### Excerpted data
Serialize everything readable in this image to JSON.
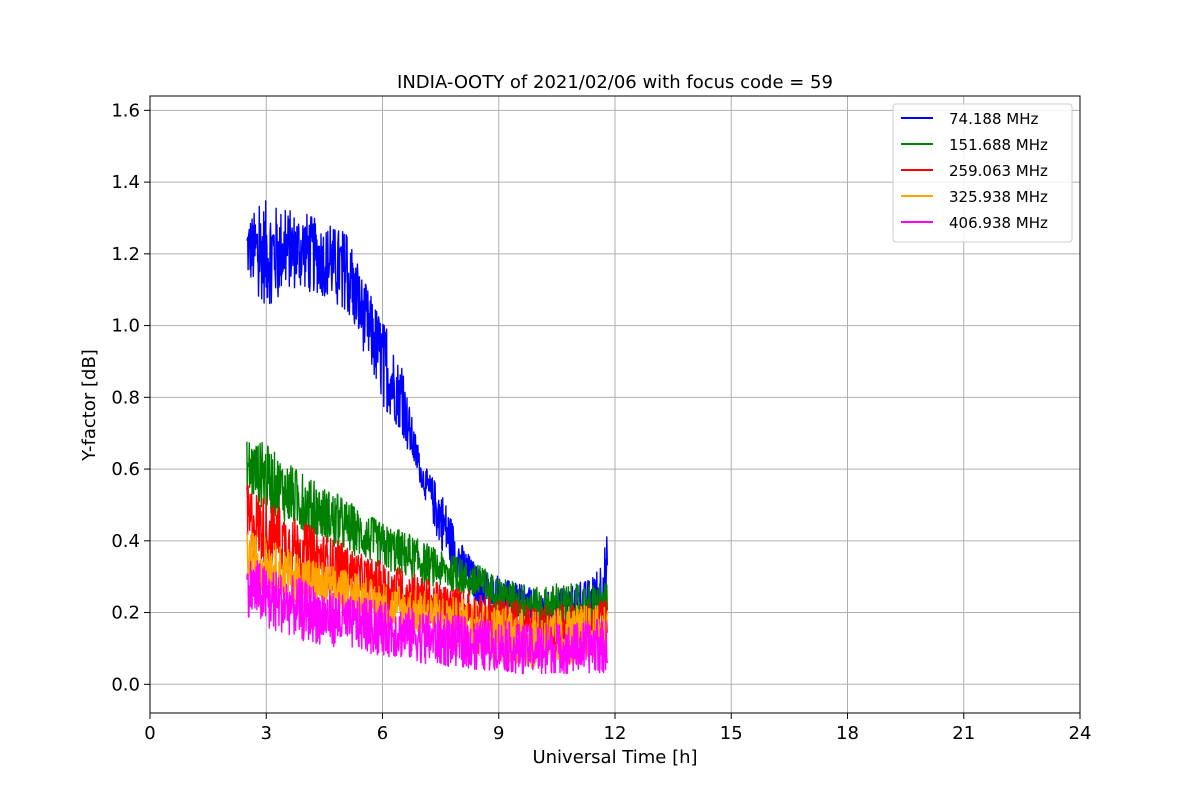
{
  "chart_data": {
    "type": "line",
    "title": "INDIA-OOTY of 2021/02/06 with focus code = 59",
    "xlabel": "Universal Time [h]",
    "ylabel": "Y-factor [dB]",
    "xlim": [
      0,
      24
    ],
    "ylim": [
      -0.08,
      1.64
    ],
    "xticks": [
      0,
      3,
      6,
      9,
      12,
      15,
      18,
      21,
      24
    ],
    "yticks": [
      "0.0",
      "0.2",
      "0.4",
      "0.6",
      "0.8",
      "1.0",
      "1.2",
      "1.4",
      "1.6"
    ],
    "grid": true,
    "legend_position": "top-right",
    "series": [
      {
        "name": "  74.188 MHz",
        "color": "#0000ff",
        "x": [
          2.5,
          3.0,
          3.5,
          4.0,
          4.5,
          5.0,
          5.5,
          6.0,
          6.5,
          7.0,
          7.5,
          8.0,
          8.5,
          9.0,
          9.5,
          10.0,
          10.5,
          11.0,
          11.5,
          11.8
        ],
        "min": [
          1.13,
          1.05,
          1.1,
          1.1,
          1.08,
          1.05,
          0.93,
          0.78,
          0.7,
          0.55,
          0.38,
          0.28,
          0.22,
          0.2,
          0.18,
          0.18,
          0.18,
          0.18,
          0.18,
          0.18
        ],
        "max": [
          1.3,
          1.35,
          1.32,
          1.32,
          1.28,
          1.27,
          1.13,
          1.02,
          0.88,
          0.62,
          0.55,
          0.4,
          0.32,
          0.3,
          0.28,
          0.26,
          0.26,
          0.28,
          0.3,
          0.42
        ]
      },
      {
        "name": "151.688 MHz",
        "color": "#008000",
        "x": [
          2.5,
          3.0,
          3.5,
          4.0,
          4.5,
          5.0,
          5.5,
          6.0,
          6.5,
          7.0,
          7.5,
          8.0,
          8.5,
          9.0,
          9.5,
          10.0,
          10.5,
          11.0,
          11.5,
          11.8
        ],
        "min": [
          0.52,
          0.48,
          0.45,
          0.42,
          0.4,
          0.37,
          0.35,
          0.32,
          0.3,
          0.28,
          0.27,
          0.25,
          0.23,
          0.2,
          0.18,
          0.16,
          0.15,
          0.15,
          0.15,
          0.15
        ],
        "max": [
          0.69,
          0.67,
          0.62,
          0.58,
          0.55,
          0.52,
          0.48,
          0.45,
          0.43,
          0.4,
          0.37,
          0.35,
          0.33,
          0.3,
          0.28,
          0.27,
          0.28,
          0.28,
          0.28,
          0.28
        ]
      },
      {
        "name": "259.063 MHz",
        "color": "#ff0000",
        "x": [
          2.5,
          3.0,
          3.5,
          4.0,
          4.5,
          5.0,
          5.5,
          6.0,
          6.5,
          7.0,
          7.5,
          8.0,
          8.5,
          9.0,
          9.5,
          10.0,
          10.5,
          11.0,
          11.5,
          11.8
        ],
        "min": [
          0.36,
          0.33,
          0.31,
          0.29,
          0.27,
          0.25,
          0.23,
          0.21,
          0.19,
          0.18,
          0.16,
          0.15,
          0.13,
          0.12,
          0.11,
          0.1,
          0.09,
          0.09,
          0.09,
          0.09
        ],
        "max": [
          0.56,
          0.52,
          0.48,
          0.45,
          0.42,
          0.39,
          0.36,
          0.34,
          0.32,
          0.3,
          0.28,
          0.27,
          0.25,
          0.24,
          0.23,
          0.22,
          0.22,
          0.22,
          0.23,
          0.24
        ]
      },
      {
        "name": "325.938 MHz",
        "color": "#ffa500",
        "x": [
          2.5,
          3.0,
          3.5,
          4.0,
          4.5,
          5.0,
          5.5,
          6.0,
          6.5,
          7.0,
          7.5,
          8.0,
          8.5,
          9.0,
          9.5,
          10.0,
          10.5,
          11.0,
          11.5,
          11.8
        ],
        "min": [
          0.28,
          0.26,
          0.24,
          0.22,
          0.21,
          0.19,
          0.18,
          0.16,
          0.15,
          0.13,
          0.12,
          0.1,
          0.08,
          0.06,
          0.05,
          0.04,
          0.05,
          0.06,
          0.07,
          0.08
        ],
        "max": [
          0.43,
          0.41,
          0.38,
          0.36,
          0.34,
          0.32,
          0.3,
          0.28,
          0.27,
          0.26,
          0.25,
          0.24,
          0.23,
          0.22,
          0.21,
          0.2,
          0.21,
          0.22,
          0.22,
          0.23
        ]
      },
      {
        "name": "406.938 MHz",
        "color": "#ff00ff",
        "x": [
          2.5,
          3.0,
          3.5,
          4.0,
          4.5,
          5.0,
          5.5,
          6.0,
          6.5,
          7.0,
          7.5,
          8.0,
          8.5,
          9.0,
          9.5,
          10.0,
          10.5,
          11.0,
          11.5,
          11.8
        ],
        "min": [
          0.19,
          0.16,
          0.14,
          0.12,
          0.11,
          0.1,
          0.09,
          0.08,
          0.07,
          0.06,
          0.05,
          0.05,
          0.04,
          0.04,
          0.03,
          0.03,
          0.03,
          0.03,
          0.03,
          0.03
        ],
        "max": [
          0.36,
          0.33,
          0.31,
          0.29,
          0.27,
          0.25,
          0.24,
          0.23,
          0.22,
          0.21,
          0.2,
          0.19,
          0.18,
          0.18,
          0.17,
          0.17,
          0.17,
          0.17,
          0.18,
          0.18
        ]
      }
    ]
  }
}
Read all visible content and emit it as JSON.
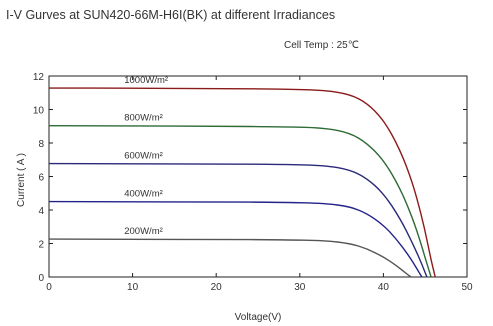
######
**What the task asks**. Filter the records above and return every line that holds the word "JSON".

**Complete output**.
Serialize everything readable in this image to JSON.
Read all visible content and emit it as JSON.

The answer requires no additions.